Stated task
Repeat every entry word for word, skipping the pictures.

Given data
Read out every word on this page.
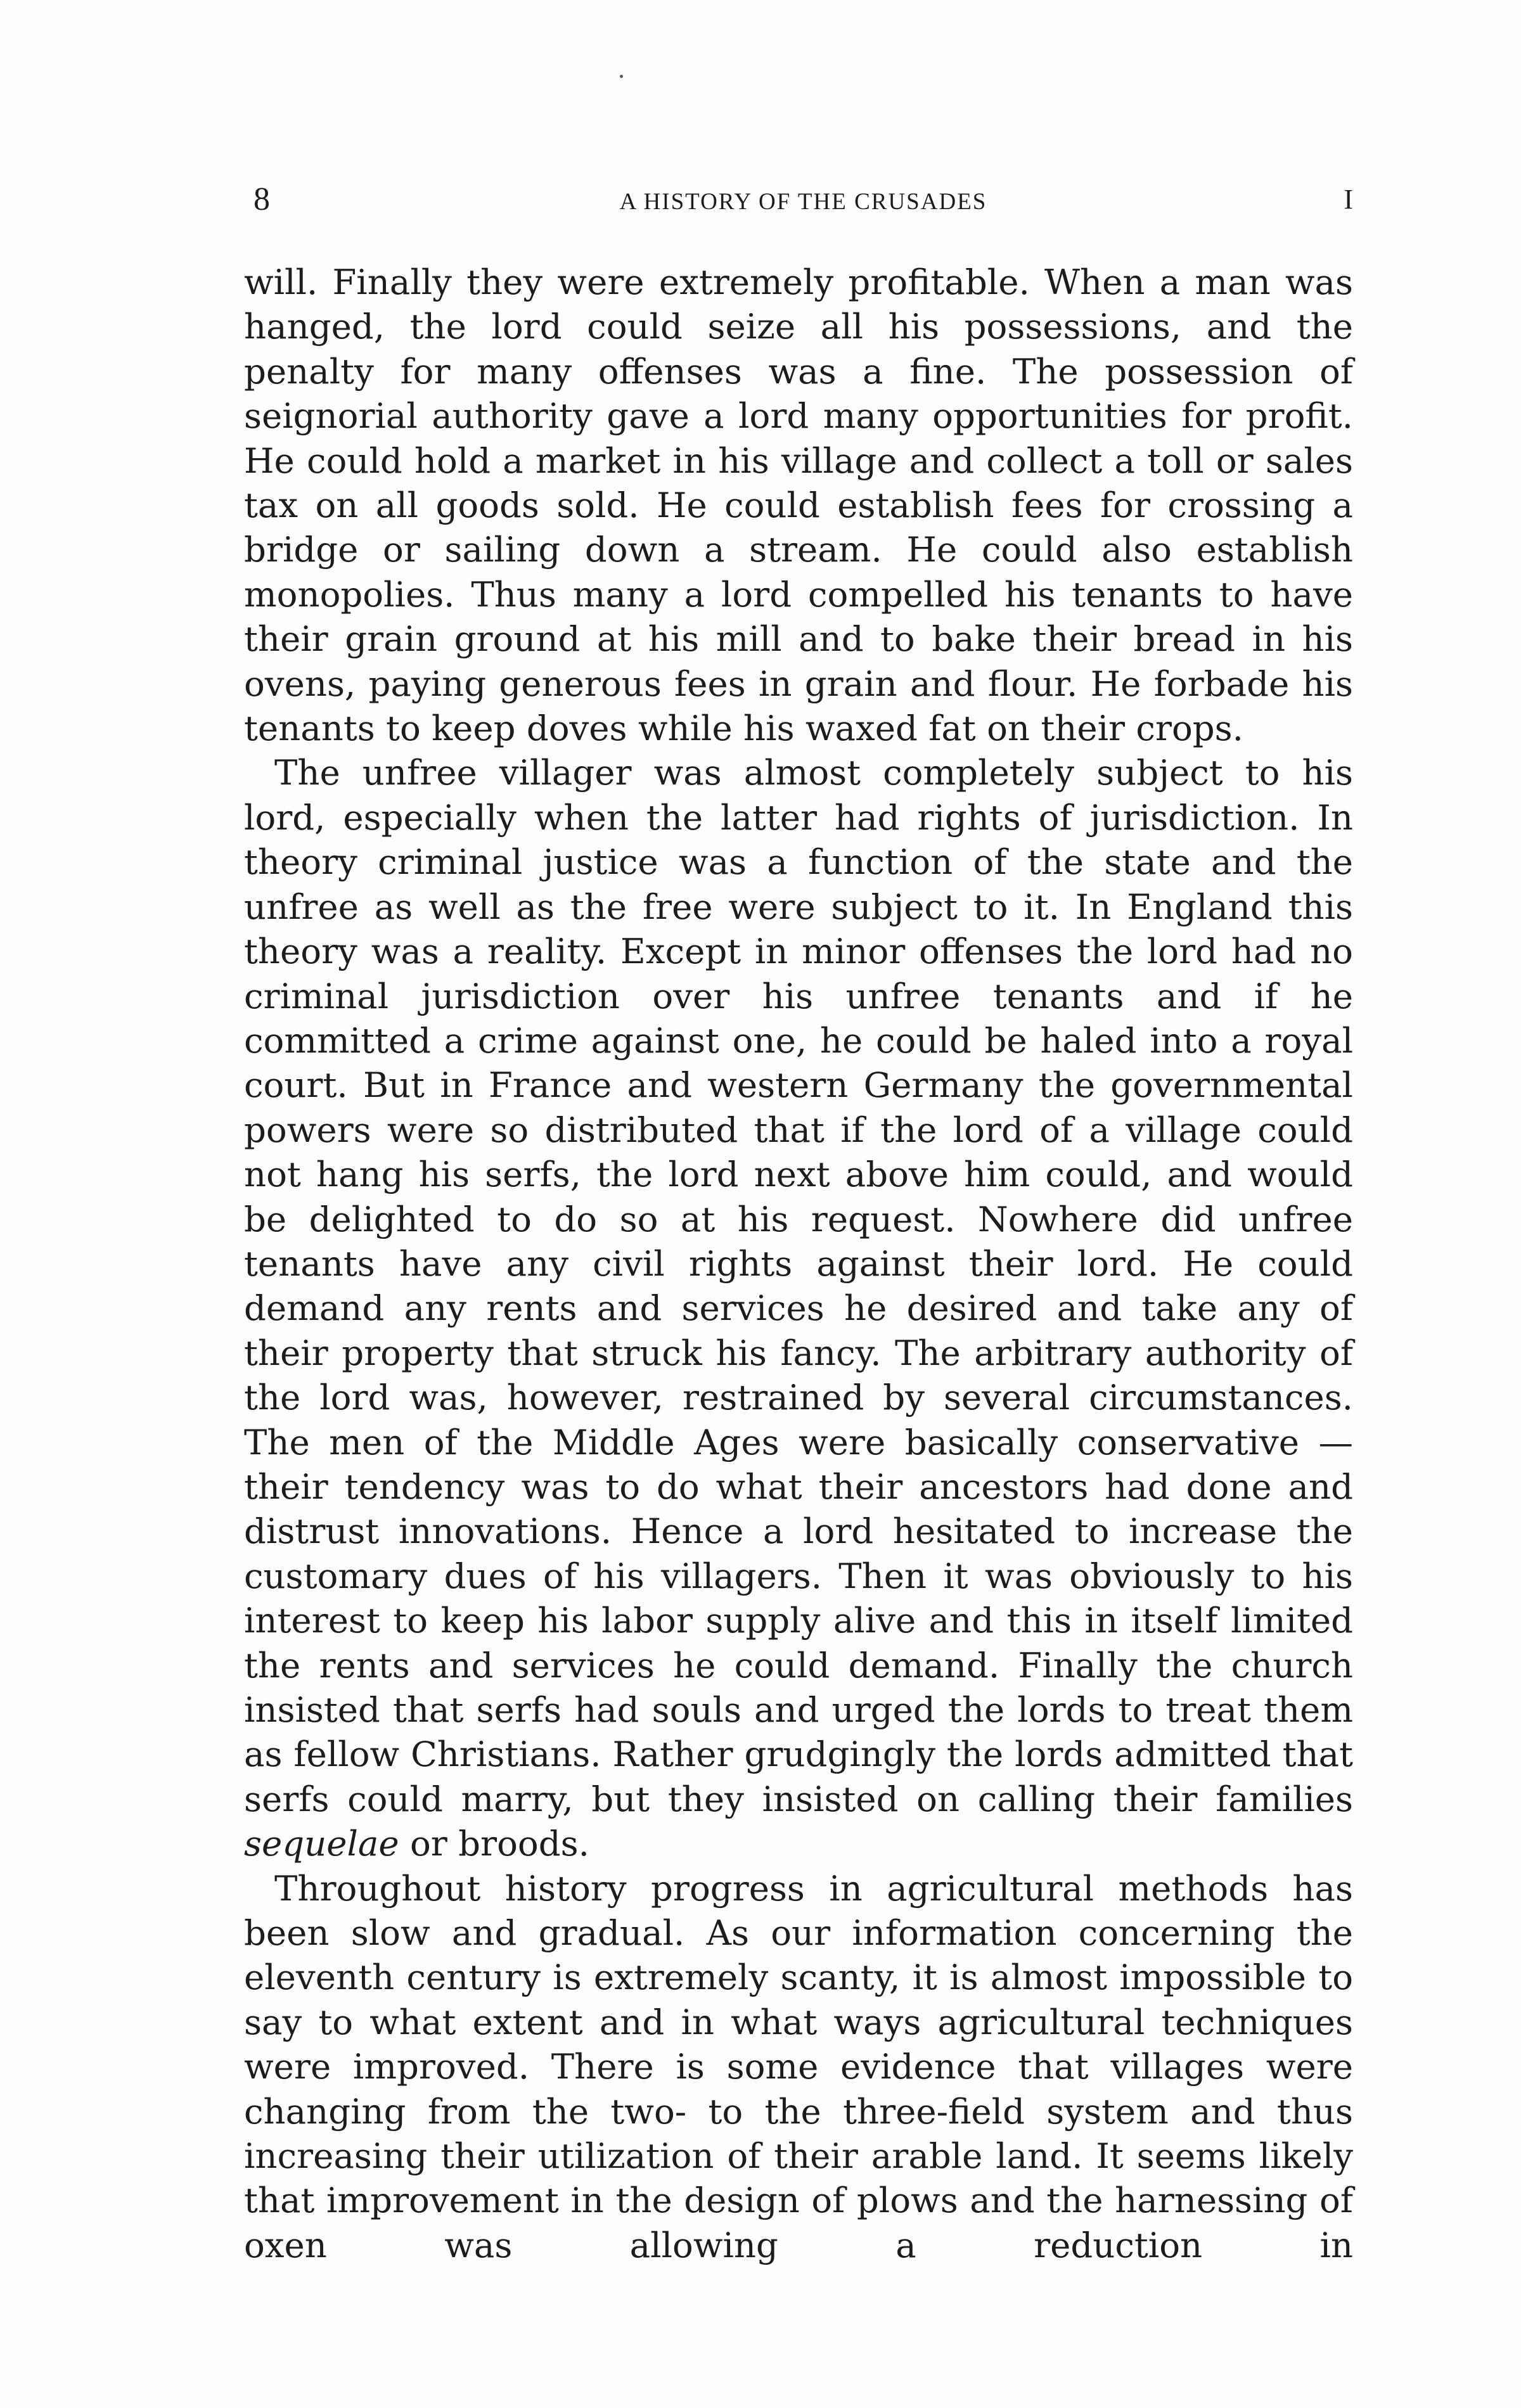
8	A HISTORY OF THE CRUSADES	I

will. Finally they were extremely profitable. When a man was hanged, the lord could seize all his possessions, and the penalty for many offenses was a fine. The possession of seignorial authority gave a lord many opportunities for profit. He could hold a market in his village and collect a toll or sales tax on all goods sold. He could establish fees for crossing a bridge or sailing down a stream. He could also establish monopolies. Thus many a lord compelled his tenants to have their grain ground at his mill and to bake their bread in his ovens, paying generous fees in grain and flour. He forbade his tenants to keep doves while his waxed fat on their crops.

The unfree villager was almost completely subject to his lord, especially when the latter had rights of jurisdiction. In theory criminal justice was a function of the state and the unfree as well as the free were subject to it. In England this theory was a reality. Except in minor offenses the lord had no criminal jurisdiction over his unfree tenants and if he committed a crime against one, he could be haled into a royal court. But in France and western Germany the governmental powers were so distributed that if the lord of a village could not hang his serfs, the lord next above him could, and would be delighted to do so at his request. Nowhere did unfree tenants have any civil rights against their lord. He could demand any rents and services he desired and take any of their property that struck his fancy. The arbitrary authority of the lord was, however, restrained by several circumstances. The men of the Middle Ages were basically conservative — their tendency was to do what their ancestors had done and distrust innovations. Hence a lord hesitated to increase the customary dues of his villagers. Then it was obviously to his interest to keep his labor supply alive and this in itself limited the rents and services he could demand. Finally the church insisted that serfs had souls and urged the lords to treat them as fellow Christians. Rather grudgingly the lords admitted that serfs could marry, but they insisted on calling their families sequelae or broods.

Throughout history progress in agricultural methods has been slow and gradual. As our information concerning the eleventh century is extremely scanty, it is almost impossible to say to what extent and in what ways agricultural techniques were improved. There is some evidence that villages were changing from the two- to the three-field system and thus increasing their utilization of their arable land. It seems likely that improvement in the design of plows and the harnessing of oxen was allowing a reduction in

Result for this exercise
Read out every word on this page.
8	A HISTORY OF THE CRUSADES	I

will. Finally they were extremely profitable. When a man was hanged, the lord could seize all his possessions, and the penalty for many offenses was a fine. The possession of seignorial authority gave a lord many opportunities for profit. He could hold a market in his village and collect a toll or sales tax on all goods sold. He could establish fees for crossing a bridge or sailing down a stream. He could also establish monopolies. Thus many a lord compelled his tenants to have their grain ground at his mill and to bake their bread in his ovens, paying generous fees in grain and flour. He forbade his tenants to keep doves while his waxed fat on their crops.

The unfree villager was almost completely subject to his lord, especially when the latter had rights of jurisdiction. In theory criminal justice was a function of the state and the unfree as well as the free were subject to it. In England this theory was a reality. Except in minor offenses the lord had no criminal jurisdiction over his unfree tenants and if he committed a crime against one, he could be haled into a royal court. But in France and western Germany the governmental powers were so distributed that if the lord of a village could not hang his serfs, the lord next above him could, and would be delighted to do so at his request. Nowhere did unfree tenants have any civil rights against their lord. He could demand any rents and services he desired and take any of their property that struck his fancy. The arbitrary authority of the lord was, however, restrained by several circumstances. The men of the Middle Ages were basically conservative — their tendency was to do what their ancestors had done and distrust innovations. Hence a lord hesitated to increase the customary dues of his villagers. Then it was obviously to his interest to keep his labor supply alive and this in itself limited the rents and services he could demand. Finally the church insisted that serfs had souls and urged the lords to treat them as fellow Christians. Rather grudgingly the lords admitted that serfs could marry, but they insisted on calling their families sequelae or broods.

Throughout history progress in agricultural methods has been slow and gradual. As our information concerning the eleventh century is extremely scanty, it is almost impossible to say to what extent and in what ways agricultural techniques were improved. There is some evidence that villages were changing from the two- to the three-field system and thus increasing their utilization of their arable land. It seems likely that improvement in the design of plows and the harnessing of oxen was allowing a reduction in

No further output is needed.